● Исходный текст
╔══
Строгие суждения - [2]
В итоге предлагаемый том моей незапланированной англоязычной прозы, лишенный ее длинной русской тени, в целом, кажется, отражает более привлекательную личность, чем «В. Сирин», вызывающий смешанные чувства у мемуаристов-эмигрантов, политиков, поэтов и мистиков, которые еще помнят наши баталии в Париже 1930-х годов. Ныне мои суждения, пускай и строгие, выдают кроткий, покладистый нрав; и так и должно быть.
Владимир Набоков
Монтрё, 1973 год
Перевод Сергея Антонова
Интервью
1
Утром 5 июня 1962 года «Королева Елизавета» доставила мою жену и меня из Шербура в Нью-Йорк, на премьеру фильма «Лолита». В день нашего приезда трое или четверо журналистов взяли у меня интервью в отеле «Сент-Реджис». В моем карманном дневнике сохранилась гроздь имен, но я не уверен, относятся ли какие-нибудь из них к той группе репортеров. Вопросы и ответы были напечатаны на машинке с моих заметок сразу после интервью.
Журналисты считают вас не слишком общительным человеком. Почему это так?
Я горжусь тем, что никогда не стремился к признанию в обществе. Я никогда в жизни не напивался. Никогда не употреблял мальчишеских слов из трех букв. Никогда не работал в конторе или угольной шахте. Никогда не принадлежал к какому-либо клубу или группе. Ни одно учение или направление никогда не оказывали на меня ни малейшего влияния. Ничто не утомляет меня больше, чем политические романы и литература социальной направленности.
Все же должно быть что-то, что вас волнует… Ваши пристрастия и предубеждения.
То, что вызывает во мне отвращение, несложно перечислить: тупость, тирания, преступление, жестокость, популярная музыка. Мои пристрастия – самые сильные из известных человеку: сочинительство и ловля бабочек.
Вы пишете от руки, не так ли?
Да, я не умею печатать.
Не согласились бы вы показать нам образец своих рукописей?
Боюсь, я вынужден отказаться. Только амбициозные ничтожества и прекраснодушные посредственности выставляют на обозрение свои черновики. Это все равно что передавать по кругу образцы собственной мокроты.
Читаете ли вы современные романы? Почему вы смеетесь?
Я смеюсь потому, что благонамеренные издатели все посылают мне – со словами «надеемся-Вам-это-понравится-так-же-как-понравилось-нам» – только один тип литературы: романы, начиненные непристойностями, заковыристыми словечками и происшествиями с претензией на сверхъестественность. Создается впечатление, что их пишет один и тот же автор – который не является и тенью моей тени.
Каково ваше мнение о так называемом «антиромане» во Франции?
Меня не интересуют литературные группы, течения, школы и так далее. Увлечь меня может только художник. Этого «антиромана» на самом деле не существует, но во Франции живет один великий писатель, Роб-Грийе; его работам гротескно подражает некоторое число банальных бумагомарателей, которым липовый ярлык оказывает коммерческое содействие.
╚══
● Ваши задания
A. Сократите абзац исходного текста, начинающийся словами «Я горжусь тем, что никогда», и оформите его в виде списка.
B. Воспроизведите фрагмент исходного текста: все от слов «Я смеюсь потому, что» вплоть до слов «оказывает коммерческое содействие.».
Приведенные ниже строки для работы не понадобятся.

Записи о пространственной разметке
╔══
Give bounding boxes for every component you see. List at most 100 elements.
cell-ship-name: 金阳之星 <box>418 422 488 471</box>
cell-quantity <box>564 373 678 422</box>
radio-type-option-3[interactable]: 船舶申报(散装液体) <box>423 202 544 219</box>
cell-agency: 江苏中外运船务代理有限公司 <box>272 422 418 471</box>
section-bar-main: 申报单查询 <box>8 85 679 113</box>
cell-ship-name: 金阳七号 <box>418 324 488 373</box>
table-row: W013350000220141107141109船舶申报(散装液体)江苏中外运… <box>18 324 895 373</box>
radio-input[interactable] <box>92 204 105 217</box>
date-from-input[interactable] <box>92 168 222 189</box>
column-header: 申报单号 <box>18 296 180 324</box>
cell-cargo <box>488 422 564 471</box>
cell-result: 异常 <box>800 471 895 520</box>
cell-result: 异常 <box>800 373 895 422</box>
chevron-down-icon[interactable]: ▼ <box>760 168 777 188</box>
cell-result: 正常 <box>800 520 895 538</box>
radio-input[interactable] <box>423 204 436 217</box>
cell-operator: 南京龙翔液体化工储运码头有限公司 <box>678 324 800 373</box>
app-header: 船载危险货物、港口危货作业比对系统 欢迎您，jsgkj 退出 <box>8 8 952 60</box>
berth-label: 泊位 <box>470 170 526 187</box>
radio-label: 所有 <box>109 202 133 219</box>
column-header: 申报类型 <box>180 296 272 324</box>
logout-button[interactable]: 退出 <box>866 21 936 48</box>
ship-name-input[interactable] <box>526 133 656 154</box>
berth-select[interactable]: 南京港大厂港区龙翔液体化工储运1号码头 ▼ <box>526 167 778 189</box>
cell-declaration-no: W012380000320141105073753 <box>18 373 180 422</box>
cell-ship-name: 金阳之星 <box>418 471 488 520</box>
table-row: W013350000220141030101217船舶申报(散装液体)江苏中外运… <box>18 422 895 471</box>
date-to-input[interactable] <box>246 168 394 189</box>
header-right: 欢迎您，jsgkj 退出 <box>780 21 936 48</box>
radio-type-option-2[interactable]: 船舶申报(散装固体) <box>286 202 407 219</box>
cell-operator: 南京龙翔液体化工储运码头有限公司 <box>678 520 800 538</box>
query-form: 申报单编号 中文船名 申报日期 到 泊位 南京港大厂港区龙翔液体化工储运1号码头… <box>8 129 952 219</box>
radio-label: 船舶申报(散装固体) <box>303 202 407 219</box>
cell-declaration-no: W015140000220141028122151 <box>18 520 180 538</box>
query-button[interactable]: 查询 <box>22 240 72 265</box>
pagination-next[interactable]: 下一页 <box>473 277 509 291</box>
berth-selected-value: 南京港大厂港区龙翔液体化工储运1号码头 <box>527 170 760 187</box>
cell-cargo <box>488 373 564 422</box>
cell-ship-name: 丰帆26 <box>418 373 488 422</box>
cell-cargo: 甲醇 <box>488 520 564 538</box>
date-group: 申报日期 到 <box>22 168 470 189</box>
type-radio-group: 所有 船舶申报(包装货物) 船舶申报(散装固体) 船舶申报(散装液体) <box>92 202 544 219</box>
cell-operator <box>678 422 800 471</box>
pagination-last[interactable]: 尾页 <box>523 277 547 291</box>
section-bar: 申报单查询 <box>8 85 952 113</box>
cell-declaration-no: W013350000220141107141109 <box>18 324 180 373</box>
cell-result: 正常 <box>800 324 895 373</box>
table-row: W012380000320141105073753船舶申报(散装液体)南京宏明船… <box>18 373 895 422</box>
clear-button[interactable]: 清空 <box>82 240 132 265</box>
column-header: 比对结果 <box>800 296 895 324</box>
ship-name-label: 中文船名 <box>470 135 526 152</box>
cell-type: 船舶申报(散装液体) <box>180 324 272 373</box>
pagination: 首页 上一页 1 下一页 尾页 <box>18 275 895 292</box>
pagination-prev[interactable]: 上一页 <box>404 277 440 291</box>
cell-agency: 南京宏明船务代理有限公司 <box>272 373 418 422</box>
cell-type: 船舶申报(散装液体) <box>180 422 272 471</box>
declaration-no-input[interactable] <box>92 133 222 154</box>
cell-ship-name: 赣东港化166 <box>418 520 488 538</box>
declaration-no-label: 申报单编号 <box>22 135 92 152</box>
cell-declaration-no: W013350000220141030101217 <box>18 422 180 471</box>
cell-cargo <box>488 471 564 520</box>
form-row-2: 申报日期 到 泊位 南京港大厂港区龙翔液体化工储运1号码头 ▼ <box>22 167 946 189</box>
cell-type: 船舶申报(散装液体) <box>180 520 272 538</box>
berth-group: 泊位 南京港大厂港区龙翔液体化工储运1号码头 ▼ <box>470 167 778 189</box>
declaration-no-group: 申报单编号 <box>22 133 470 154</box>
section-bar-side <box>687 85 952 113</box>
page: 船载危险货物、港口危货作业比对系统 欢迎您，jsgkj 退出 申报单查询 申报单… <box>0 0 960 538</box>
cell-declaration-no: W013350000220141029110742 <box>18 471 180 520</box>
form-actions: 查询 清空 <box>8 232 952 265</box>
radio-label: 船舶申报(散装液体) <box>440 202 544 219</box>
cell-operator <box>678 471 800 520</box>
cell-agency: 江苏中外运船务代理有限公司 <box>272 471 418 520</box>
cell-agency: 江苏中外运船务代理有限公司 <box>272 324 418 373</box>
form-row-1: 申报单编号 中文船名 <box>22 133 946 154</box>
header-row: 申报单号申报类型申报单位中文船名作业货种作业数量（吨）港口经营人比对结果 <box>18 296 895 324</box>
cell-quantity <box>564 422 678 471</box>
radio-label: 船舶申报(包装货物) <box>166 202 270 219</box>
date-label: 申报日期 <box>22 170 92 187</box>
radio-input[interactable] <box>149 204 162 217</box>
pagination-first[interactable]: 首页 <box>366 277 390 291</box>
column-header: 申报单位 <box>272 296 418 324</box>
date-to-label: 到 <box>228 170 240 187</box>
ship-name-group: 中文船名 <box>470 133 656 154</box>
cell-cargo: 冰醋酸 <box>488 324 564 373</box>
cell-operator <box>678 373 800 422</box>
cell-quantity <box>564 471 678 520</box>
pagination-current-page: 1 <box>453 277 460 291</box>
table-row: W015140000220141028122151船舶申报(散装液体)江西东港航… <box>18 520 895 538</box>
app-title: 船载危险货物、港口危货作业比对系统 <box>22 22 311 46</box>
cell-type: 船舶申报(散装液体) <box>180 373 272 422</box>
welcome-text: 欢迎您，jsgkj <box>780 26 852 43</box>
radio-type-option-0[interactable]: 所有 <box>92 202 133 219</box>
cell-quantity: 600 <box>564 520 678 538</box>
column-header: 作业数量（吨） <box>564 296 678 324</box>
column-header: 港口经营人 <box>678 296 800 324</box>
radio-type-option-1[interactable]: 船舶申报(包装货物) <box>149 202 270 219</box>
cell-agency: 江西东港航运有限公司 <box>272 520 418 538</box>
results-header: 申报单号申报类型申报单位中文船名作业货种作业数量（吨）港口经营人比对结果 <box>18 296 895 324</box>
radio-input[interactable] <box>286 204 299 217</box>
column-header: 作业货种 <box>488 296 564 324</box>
╚══
● Ответы
A.
Я горжусь тем, что никогда:
- не стремился к признанию в обществе;
- не напивался;
- не употреблял мальчишеских слов из трех букв;
- не работал в конторе или угольной шахте;
- не состоял в клубах или группах;
- не испытывал влияния каких-либо учений или направлений.

Больше всего меня утомляют политические романы и литература социальной направленности.

B.
Я смеюсь потому, что благонамеренные издатели все посылают мне – со словами «надеемся-Вам-это-понравится-так-же-как-понравилось-нам» – только один тип литературы: романы, начиненные непристойностями, заковыристыми словечками и происшествиями с претензией на сверхъестественность. Создается впечатление, что их пишет один и тот же автор – который не является и тенью моей тени.
Каково ваше мнение о так называемом «антиромане» во Франции?
Меня не интересуют литературные группы, течения, школы и так далее. Увлечь меня может только художник. Этого «антиромана» на самом деле не существует, но во Франции живет один великий писатель, Роб-Грийе; его работам гротескно подражает некоторое число банальных бумагомарателей, которым липовый ярлык оказывает коммерческое содействие.